**WRITTEN INSTRUCTION**
Copy out the records precisely, omitting pictures.

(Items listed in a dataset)
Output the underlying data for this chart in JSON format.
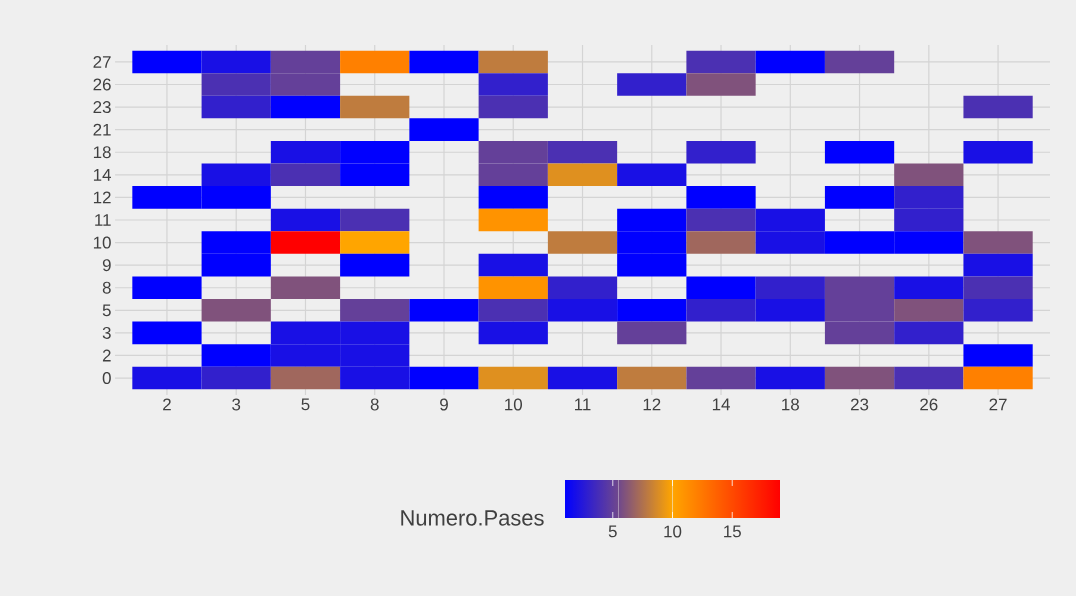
{
  "chart_data": {
    "type": "heatmap",
    "clabel": "Numero.Pases",
    "grid": true,
    "categories": [
      "2",
      "3",
      "5",
      "8",
      "9",
      "10",
      "11",
      "12",
      "14",
      "18",
      "23",
      "26",
      "27"
    ],
    "y_categories": [
      "27",
      "26",
      "23",
      "21",
      "18",
      "14",
      "12",
      "11",
      "10",
      "9",
      "8",
      "5",
      "3",
      "2",
      "0"
    ],
    "cells": [
      [
        1,
        2,
        5,
        12,
        1,
        8,
        null,
        null,
        4,
        1,
        5,
        null,
        null
      ],
      [
        null,
        4,
        5,
        null,
        null,
        3,
        null,
        3,
        6,
        null,
        null,
        null,
        null
      ],
      [
        null,
        3,
        1,
        8,
        null,
        4,
        null,
        null,
        null,
        null,
        null,
        null,
        4
      ],
      [
        null,
        null,
        null,
        null,
        1,
        null,
        null,
        null,
        null,
        null,
        null,
        null,
        null
      ],
      [
        null,
        null,
        2,
        1,
        null,
        5,
        4,
        null,
        3,
        null,
        1,
        null,
        2
      ],
      [
        null,
        2,
        4,
        1,
        null,
        5,
        9,
        2,
        null,
        null,
        null,
        6,
        null
      ],
      [
        1,
        1,
        null,
        null,
        null,
        1,
        null,
        null,
        1,
        null,
        1,
        3,
        null
      ],
      [
        null,
        null,
        2,
        4,
        null,
        11,
        null,
        1,
        4,
        2,
        null,
        3,
        null
      ],
      [
        null,
        1,
        19,
        10,
        null,
        null,
        8,
        1,
        7,
        2,
        1,
        1,
        6
      ],
      [
        null,
        1,
        null,
        1,
        null,
        2,
        null,
        1,
        null,
        null,
        null,
        null,
        2
      ],
      [
        1,
        null,
        6,
        null,
        null,
        11,
        3,
        null,
        1,
        3,
        5,
        2,
        4
      ],
      [
        null,
        6,
        null,
        5,
        1,
        4,
        2,
        1,
        3,
        2,
        5,
        6,
        3
      ],
      [
        1,
        null,
        2,
        2,
        null,
        2,
        null,
        5,
        null,
        null,
        5,
        3,
        null
      ],
      [
        null,
        1,
        2,
        2,
        null,
        null,
        null,
        null,
        null,
        null,
        null,
        null,
        1
      ],
      [
        2,
        3,
        7,
        2,
        1,
        9,
        2,
        8,
        5,
        2,
        6,
        4,
        12
      ]
    ],
    "clim": [
      1,
      19
    ],
    "cticks": [
      5,
      10,
      15
    ]
  }
}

**WRITTEN SOLUTION**
Output the underlying data for this chart in JSON format.
{
  "chart_data": {
    "type": "heatmap",
    "clabel": "Numero.Pases",
    "grid": true,
    "categories": [
      "2",
      "3",
      "5",
      "8",
      "9",
      "10",
      "11",
      "12",
      "14",
      "18",
      "23",
      "26",
      "27"
    ],
    "y_categories": [
      "27",
      "26",
      "23",
      "21",
      "18",
      "14",
      "12",
      "11",
      "10",
      "9",
      "8",
      "5",
      "3",
      "2",
      "0"
    ],
    "cells": [
      [
        1,
        2,
        5,
        12,
        1,
        8,
        null,
        null,
        4,
        1,
        5,
        null,
        null
      ],
      [
        null,
        4,
        5,
        null,
        null,
        3,
        null,
        3,
        6,
        null,
        null,
        null,
        null
      ],
      [
        null,
        3,
        1,
        8,
        null,
        4,
        null,
        null,
        null,
        null,
        null,
        null,
        4
      ],
      [
        null,
        null,
        null,
        null,
        1,
        null,
        null,
        null,
        null,
        null,
        null,
        null,
        null
      ],
      [
        null,
        null,
        2,
        1,
        null,
        5,
        4,
        null,
        3,
        null,
        1,
        null,
        2
      ],
      [
        null,
        2,
        4,
        1,
        null,
        5,
        9,
        2,
        null,
        null,
        null,
        6,
        null
      ],
      [
        1,
        1,
        null,
        null,
        null,
        1,
        null,
        null,
        1,
        null,
        1,
        3,
        null
      ],
      [
        null,
        null,
        2,
        4,
        null,
        11,
        null,
        1,
        4,
        2,
        null,
        3,
        null
      ],
      [
        null,
        1,
        19,
        10,
        null,
        null,
        8,
        1,
        7,
        2,
        1,
        1,
        6
      ],
      [
        null,
        1,
        null,
        1,
        null,
        2,
        null,
        1,
        null,
        null,
        null,
        null,
        2
      ],
      [
        1,
        null,
        6,
        null,
        null,
        11,
        3,
        null,
        1,
        3,
        5,
        2,
        4
      ],
      [
        null,
        6,
        null,
        5,
        1,
        4,
        2,
        1,
        3,
        2,
        5,
        6,
        3
      ],
      [
        1,
        null,
        2,
        2,
        null,
        2,
        null,
        5,
        null,
        null,
        5,
        3,
        null
      ],
      [
        null,
        1,
        2,
        2,
        null,
        null,
        null,
        null,
        null,
        null,
        null,
        null,
        1
      ],
      [
        2,
        3,
        7,
        2,
        1,
        9,
        2,
        8,
        5,
        2,
        6,
        4,
        12
      ]
    ],
    "clim": [
      1,
      19
    ],
    "cticks": [
      5,
      10,
      15
    ]
  }
}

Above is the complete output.